#### WHAT IS ASKED
Copy out all the lines where "period" shows up.

#### INPUT ROWS
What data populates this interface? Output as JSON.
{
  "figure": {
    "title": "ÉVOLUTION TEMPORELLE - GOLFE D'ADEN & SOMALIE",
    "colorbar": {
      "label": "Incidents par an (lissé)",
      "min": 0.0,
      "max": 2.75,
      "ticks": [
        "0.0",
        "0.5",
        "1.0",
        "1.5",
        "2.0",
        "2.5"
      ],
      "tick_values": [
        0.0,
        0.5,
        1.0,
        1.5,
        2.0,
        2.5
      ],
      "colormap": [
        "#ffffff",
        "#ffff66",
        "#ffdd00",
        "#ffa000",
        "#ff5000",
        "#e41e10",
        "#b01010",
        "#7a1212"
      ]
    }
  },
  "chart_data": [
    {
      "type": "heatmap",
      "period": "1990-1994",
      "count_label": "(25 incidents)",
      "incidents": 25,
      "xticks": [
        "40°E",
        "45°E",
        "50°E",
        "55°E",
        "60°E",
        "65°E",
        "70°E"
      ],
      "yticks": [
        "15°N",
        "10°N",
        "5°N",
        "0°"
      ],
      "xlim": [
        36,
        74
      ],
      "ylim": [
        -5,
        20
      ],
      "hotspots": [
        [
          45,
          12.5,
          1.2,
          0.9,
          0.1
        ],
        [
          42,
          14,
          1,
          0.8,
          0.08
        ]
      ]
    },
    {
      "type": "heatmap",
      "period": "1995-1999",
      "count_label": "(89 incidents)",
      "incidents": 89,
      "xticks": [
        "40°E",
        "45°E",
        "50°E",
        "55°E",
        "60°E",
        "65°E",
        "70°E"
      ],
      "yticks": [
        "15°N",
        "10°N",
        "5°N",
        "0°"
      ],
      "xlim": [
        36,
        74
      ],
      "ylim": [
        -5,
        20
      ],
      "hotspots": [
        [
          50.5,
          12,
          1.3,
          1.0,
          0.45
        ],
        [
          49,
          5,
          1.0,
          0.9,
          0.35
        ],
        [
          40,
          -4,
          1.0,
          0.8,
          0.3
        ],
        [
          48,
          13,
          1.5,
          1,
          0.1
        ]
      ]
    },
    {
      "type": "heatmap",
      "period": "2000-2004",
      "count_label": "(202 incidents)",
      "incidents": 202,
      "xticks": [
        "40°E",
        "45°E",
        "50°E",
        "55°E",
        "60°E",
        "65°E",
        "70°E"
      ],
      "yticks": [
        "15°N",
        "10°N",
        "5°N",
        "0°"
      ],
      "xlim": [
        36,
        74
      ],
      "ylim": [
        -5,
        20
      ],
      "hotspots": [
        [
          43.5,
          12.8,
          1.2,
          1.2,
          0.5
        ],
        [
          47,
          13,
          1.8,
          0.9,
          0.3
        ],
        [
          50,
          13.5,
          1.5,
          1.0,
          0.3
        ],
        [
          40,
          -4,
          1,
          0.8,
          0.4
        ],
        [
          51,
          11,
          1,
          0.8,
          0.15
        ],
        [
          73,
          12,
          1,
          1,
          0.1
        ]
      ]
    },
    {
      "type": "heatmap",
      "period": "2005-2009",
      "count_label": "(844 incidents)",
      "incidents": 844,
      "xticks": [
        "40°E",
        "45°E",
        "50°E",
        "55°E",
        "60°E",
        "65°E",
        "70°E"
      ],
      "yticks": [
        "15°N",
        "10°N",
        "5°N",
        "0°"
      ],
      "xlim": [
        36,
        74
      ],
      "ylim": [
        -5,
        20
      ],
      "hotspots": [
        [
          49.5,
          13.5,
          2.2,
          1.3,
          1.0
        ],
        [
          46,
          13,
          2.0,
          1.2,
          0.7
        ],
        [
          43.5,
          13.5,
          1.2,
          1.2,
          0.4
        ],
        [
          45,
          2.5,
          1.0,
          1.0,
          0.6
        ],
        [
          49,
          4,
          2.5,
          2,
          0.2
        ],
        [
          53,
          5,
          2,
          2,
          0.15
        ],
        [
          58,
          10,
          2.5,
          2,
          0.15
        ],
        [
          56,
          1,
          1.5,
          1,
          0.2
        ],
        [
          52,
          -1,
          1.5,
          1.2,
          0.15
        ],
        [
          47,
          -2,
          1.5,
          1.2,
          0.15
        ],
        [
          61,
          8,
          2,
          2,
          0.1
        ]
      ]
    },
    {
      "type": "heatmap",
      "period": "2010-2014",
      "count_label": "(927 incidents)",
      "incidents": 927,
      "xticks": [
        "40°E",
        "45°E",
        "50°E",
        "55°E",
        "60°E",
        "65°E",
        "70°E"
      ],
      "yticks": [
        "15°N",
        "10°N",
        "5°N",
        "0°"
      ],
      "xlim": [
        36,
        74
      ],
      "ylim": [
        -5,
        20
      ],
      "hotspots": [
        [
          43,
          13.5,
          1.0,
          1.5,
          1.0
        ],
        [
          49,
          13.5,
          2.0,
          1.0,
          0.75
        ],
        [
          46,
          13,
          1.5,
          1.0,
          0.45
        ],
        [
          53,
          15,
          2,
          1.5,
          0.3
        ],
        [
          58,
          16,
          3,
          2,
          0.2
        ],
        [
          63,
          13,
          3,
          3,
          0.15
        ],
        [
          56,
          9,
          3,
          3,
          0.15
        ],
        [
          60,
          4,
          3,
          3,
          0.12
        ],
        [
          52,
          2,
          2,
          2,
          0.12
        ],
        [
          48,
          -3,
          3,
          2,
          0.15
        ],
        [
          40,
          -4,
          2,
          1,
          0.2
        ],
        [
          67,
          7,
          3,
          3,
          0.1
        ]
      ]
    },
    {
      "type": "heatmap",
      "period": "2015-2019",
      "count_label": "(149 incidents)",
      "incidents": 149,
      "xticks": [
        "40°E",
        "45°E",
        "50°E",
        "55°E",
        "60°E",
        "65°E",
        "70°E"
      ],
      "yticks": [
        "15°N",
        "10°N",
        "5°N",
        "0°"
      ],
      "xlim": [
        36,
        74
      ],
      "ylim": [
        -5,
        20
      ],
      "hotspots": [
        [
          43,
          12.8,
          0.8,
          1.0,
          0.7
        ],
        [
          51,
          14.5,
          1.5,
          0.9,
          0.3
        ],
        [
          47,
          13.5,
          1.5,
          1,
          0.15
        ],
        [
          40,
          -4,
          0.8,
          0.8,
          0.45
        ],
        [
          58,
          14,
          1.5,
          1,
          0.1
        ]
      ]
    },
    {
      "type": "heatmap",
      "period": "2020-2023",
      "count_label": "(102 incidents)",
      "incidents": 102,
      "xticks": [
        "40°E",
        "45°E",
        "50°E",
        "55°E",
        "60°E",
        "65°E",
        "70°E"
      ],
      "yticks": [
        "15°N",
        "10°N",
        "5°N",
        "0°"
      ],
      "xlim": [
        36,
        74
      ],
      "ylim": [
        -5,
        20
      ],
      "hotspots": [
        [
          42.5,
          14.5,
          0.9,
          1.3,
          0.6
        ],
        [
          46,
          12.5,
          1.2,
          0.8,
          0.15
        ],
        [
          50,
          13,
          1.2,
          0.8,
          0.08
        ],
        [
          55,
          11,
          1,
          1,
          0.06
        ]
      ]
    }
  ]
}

#### SOLUTION BELOW
      "period": "1990-1994",
      "period": "1995-1999",
      "period": "2000-2004",
      "period": "2005-2009",
      "period": "2010-2014",
      "period": "2015-2019",
      "period": "2020-2023",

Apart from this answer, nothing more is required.